■ Instruction: Write the number of lines holding the word "ENERGÉTICA", and nothing else.

== Data for this exercise ==

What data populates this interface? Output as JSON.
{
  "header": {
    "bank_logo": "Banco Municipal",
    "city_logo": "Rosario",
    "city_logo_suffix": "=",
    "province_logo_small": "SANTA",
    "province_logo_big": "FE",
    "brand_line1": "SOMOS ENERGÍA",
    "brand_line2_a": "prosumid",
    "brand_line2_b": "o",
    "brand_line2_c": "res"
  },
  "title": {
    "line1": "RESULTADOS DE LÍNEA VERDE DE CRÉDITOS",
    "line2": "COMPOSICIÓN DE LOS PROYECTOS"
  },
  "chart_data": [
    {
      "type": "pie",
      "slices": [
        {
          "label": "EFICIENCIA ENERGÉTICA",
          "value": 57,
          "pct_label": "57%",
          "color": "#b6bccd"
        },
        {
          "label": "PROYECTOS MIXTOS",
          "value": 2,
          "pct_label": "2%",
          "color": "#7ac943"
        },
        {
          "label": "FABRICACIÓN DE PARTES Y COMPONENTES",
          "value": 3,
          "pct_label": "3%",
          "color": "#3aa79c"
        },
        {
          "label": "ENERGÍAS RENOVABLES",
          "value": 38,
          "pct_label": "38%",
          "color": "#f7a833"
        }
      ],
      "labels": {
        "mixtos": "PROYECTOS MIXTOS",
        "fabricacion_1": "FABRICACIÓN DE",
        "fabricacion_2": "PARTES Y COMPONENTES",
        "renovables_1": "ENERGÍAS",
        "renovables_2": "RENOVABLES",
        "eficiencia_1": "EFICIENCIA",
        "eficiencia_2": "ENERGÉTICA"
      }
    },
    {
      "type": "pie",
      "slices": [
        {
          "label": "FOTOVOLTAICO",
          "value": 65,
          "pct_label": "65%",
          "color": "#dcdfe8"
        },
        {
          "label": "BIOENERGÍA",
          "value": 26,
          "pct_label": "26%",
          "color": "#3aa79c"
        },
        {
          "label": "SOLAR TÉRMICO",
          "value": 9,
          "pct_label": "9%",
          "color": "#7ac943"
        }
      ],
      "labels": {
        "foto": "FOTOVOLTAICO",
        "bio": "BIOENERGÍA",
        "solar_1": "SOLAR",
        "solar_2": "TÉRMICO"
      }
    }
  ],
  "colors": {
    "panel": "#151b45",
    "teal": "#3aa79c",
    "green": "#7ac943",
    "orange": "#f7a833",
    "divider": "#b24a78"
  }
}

===

■ Response to this task: 2